[What you are asked to do] Compile every line that includes the word "他の日を見ても".

——

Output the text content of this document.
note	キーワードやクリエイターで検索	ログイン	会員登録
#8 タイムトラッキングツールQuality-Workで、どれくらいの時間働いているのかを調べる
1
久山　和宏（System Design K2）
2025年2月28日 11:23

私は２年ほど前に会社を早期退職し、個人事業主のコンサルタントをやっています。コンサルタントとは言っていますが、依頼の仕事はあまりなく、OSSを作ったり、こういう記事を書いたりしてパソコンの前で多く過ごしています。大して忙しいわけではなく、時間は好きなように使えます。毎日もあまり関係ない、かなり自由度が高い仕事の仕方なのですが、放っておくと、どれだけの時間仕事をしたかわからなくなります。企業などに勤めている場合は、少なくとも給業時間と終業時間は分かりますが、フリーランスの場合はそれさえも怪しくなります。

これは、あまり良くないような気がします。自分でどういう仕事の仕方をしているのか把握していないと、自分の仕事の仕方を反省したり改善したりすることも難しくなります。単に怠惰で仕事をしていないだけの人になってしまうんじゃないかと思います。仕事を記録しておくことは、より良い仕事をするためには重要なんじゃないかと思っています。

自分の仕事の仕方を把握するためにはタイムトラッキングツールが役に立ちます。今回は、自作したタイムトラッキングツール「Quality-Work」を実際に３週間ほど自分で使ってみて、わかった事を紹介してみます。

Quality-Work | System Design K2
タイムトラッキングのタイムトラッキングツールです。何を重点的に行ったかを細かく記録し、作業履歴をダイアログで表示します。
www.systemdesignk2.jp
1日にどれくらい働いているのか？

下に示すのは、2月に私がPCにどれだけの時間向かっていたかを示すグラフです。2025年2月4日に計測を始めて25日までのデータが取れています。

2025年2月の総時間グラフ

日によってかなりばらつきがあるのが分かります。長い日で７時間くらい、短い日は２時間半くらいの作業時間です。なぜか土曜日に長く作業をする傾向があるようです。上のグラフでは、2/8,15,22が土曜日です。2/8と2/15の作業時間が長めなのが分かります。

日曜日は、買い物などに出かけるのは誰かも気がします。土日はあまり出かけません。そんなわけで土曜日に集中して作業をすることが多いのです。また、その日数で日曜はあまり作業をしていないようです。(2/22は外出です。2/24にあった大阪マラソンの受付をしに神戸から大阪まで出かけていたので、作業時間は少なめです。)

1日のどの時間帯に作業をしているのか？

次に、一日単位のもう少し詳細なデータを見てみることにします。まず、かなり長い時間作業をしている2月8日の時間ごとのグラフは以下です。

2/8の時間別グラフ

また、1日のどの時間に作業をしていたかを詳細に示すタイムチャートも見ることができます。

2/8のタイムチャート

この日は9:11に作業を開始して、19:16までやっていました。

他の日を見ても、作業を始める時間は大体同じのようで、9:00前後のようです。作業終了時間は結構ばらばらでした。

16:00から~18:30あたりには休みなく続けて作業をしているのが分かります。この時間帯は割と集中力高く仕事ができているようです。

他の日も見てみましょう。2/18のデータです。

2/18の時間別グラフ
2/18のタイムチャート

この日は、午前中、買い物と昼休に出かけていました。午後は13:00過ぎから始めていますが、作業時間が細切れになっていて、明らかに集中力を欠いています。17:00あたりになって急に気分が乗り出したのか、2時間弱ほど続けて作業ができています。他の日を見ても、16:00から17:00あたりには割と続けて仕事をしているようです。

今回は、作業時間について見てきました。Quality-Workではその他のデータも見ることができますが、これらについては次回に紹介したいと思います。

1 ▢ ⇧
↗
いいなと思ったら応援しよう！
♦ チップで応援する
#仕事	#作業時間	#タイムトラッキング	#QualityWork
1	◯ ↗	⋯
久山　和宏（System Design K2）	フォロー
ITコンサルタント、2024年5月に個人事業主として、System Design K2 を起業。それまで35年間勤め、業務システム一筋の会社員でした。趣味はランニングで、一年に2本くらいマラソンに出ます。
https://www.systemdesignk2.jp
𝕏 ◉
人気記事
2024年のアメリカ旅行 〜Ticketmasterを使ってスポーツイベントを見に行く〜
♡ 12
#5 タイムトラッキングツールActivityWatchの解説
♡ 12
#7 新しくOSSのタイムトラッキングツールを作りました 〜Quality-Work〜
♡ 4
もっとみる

——

[Answer]
他の日を見ても、作業を始める時間は大体同じのようで、9:00前後のようです。作業終了時間は結構ばらばらでした。
この日は、午前中、買い物と昼休に出かけていました。午後は13:00過ぎから始めていますが、作業時間が細切れになっていて、明らかに集中力を欠いています。17:00あたりになって急に気分が乗り出したのか、2時間弱ほど続けて作業ができています。他の日を見ても、16:00から17:00あたりには割と続けて仕事をしているようです。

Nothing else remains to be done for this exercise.